[Collection entries]
┏━━

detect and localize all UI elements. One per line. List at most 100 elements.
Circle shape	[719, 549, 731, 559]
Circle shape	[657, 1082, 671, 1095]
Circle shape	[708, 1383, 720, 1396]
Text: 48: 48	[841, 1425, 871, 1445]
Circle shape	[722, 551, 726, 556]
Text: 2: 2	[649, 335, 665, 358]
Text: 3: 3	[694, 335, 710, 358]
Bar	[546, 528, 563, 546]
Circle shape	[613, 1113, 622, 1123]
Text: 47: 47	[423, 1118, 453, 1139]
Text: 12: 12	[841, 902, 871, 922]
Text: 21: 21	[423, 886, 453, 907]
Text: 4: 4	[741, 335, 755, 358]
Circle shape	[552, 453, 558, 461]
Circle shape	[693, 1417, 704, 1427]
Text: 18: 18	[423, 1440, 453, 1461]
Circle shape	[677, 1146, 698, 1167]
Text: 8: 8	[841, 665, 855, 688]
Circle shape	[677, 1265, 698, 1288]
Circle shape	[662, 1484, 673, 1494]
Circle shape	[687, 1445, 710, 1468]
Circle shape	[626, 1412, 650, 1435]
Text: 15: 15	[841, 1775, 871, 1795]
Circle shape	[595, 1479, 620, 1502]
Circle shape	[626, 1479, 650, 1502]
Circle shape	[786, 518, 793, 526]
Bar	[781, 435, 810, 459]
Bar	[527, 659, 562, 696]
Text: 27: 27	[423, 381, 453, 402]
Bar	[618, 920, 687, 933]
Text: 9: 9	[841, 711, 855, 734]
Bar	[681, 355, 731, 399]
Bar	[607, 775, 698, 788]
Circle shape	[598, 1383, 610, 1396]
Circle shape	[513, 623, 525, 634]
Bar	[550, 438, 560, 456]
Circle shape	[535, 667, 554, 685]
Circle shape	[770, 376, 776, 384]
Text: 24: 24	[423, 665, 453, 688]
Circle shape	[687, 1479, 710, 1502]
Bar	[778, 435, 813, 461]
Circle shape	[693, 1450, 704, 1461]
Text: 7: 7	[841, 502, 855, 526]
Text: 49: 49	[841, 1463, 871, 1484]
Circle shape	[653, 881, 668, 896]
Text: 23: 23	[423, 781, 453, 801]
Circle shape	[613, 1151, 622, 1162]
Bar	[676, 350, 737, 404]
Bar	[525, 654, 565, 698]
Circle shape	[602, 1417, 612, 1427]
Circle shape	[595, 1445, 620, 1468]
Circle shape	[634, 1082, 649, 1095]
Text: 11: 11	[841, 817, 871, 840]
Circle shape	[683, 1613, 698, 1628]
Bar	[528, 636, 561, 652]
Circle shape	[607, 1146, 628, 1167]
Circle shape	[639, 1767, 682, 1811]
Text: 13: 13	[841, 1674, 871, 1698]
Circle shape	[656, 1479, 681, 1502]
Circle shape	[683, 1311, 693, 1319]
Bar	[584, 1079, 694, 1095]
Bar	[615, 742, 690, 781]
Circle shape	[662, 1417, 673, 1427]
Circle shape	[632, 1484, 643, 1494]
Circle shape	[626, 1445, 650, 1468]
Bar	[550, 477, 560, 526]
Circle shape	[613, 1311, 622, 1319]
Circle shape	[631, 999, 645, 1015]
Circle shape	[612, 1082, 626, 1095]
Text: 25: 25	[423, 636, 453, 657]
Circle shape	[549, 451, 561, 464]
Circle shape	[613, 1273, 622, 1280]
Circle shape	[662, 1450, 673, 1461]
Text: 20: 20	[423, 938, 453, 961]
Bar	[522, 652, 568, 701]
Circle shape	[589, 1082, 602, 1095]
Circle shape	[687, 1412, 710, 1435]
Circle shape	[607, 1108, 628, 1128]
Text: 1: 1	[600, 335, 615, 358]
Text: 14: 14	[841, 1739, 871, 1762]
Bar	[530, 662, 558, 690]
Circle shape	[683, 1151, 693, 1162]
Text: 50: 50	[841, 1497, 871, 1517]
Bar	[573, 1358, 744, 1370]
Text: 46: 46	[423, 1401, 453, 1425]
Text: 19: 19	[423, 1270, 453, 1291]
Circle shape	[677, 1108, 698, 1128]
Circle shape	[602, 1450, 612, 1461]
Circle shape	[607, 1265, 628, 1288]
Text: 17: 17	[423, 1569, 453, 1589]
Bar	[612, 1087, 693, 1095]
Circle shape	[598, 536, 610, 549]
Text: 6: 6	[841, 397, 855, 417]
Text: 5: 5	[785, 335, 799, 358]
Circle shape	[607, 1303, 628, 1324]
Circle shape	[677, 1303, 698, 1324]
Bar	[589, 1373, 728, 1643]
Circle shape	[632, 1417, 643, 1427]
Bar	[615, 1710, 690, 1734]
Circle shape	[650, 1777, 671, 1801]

┗━━

Rewrite the rows from the start through the line containing "902, 871, 922]", swapping "Circle shape" for "Round marker" and leaving everything else unchanged.

** EXERCISE OUTPUT **
detect and localize all UI elements. One per line. List at most 100 elements.
Round marker	[719, 549, 731, 559]
Round marker	[657, 1082, 671, 1095]
Round marker	[708, 1383, 720, 1396]
Text: 48: 48	[841, 1425, 871, 1445]
Round marker	[722, 551, 726, 556]
Text: 2: 2	[649, 335, 665, 358]
Text: 3: 3	[694, 335, 710, 358]
Bar	[546, 528, 563, 546]
Round marker	[613, 1113, 622, 1123]
Text: 47: 47	[423, 1118, 453, 1139]
Text: 12: 12	[841, 902, 871, 922]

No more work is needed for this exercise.